> _What you are asked to do_
Write out the records below word for word, please.

┌──

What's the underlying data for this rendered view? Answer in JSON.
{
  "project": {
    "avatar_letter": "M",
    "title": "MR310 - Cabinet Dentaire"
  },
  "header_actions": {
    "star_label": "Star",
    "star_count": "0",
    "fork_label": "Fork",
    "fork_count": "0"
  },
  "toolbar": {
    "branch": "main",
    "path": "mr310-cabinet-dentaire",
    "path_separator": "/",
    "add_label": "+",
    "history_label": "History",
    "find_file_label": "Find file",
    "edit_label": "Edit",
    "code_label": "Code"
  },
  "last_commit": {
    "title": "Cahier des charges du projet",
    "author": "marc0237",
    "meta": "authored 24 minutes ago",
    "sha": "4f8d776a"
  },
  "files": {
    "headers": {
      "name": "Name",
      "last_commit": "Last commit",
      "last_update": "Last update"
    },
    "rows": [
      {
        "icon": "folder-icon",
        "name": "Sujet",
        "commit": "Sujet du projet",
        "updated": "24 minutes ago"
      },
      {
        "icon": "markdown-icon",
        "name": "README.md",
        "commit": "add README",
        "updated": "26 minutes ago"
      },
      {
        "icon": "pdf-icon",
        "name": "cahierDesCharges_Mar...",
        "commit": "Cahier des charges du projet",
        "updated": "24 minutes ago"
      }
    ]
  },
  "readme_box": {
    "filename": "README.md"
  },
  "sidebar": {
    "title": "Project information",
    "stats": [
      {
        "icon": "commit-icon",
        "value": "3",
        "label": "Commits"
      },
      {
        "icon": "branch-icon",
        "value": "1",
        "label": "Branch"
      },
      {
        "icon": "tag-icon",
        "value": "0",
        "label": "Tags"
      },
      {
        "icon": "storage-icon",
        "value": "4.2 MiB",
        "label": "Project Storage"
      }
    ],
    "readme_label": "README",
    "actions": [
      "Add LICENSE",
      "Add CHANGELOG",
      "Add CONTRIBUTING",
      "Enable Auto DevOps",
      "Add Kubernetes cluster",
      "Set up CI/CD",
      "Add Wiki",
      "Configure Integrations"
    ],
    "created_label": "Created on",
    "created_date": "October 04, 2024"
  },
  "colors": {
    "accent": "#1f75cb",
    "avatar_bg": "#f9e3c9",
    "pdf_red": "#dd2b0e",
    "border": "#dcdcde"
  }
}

└──

> _Answer below_
What's the underlying data for this rendered view? Answer in JSON.
{
  "project": {
    "avatar_letter": "M",
    "title": "MR310 - Cabinet Dentaire"
  },
  "header_actions": {
    "star_label": "Star",
    "star_count": "0",
    "fork_label": "Fork",
    "fork_count": "0"
  },
  "toolbar": {
    "branch": "main",
    "path": "mr310-cabinet-dentaire",
    "path_separator": "/",
    "add_label": "+",
    "history_label": "History",
    "find_file_label": "Find file",
    "edit_label": "Edit",
    "code_label": "Code"
  },
  "last_commit": {
    "title": "Cahier des charges du projet",
    "author": "marc0237",
    "meta": "authored 24 minutes ago",
    "sha": "4f8d776a"
  },
  "files": {
    "headers": {
      "name": "Name",
      "last_commit": "Last commit",
      "last_update": "Last update"
    },
    "rows": [
      {
        "icon": "folder-icon",
        "name": "Sujet",
        "commit": "Sujet du projet",
        "updated": "24 minutes ago"
      },
      {
        "icon": "markdown-icon",
        "name": "README.md",
        "commit": "add README",
        "updated": "26 minutes ago"
      },
      {
        "icon": "pdf-icon",
        "name": "cahierDesCharges_Mar...",
        "commit": "Cahier des charges du projet",
        "updated": "24 minutes ago"
      }
    ]
  },
  "readme_box": {
    "filename": "README.md"
  },
  "sidebar": {
    "title": "Project information",
    "stats": [
      {
        "icon": "commit-icon",
        "value": "3",
        "label": "Commits"
      },
      {
        "icon": "branch-icon",
        "value": "1",
        "label": "Branch"
      },
      {
        "icon": "tag-icon",
        "value": "0",
        "label": "Tags"
      },
      {
        "icon": "storage-icon",
        "value": "4.2 MiB",
        "label": "Project Storage"
      }
    ],
    "readme_label": "README",
    "actions": [
      "Add LICENSE",
      "Add CHANGELOG",
      "Add CONTRIBUTING",
      "Enable Auto DevOps",
      "Add Kubernetes cluster",
      "Set up CI/CD",
      "Add Wiki",
      "Configure Integrations"
    ],
    "created_label": "Created on",
    "created_date": "October 04, 2024"
  },
  "colors": {
    "accent": "#1f75cb",
    "avatar_bg": "#f9e3c9",
    "pdf_red": "#dd2b0e",
    "border": "#dcdcde"
  }
}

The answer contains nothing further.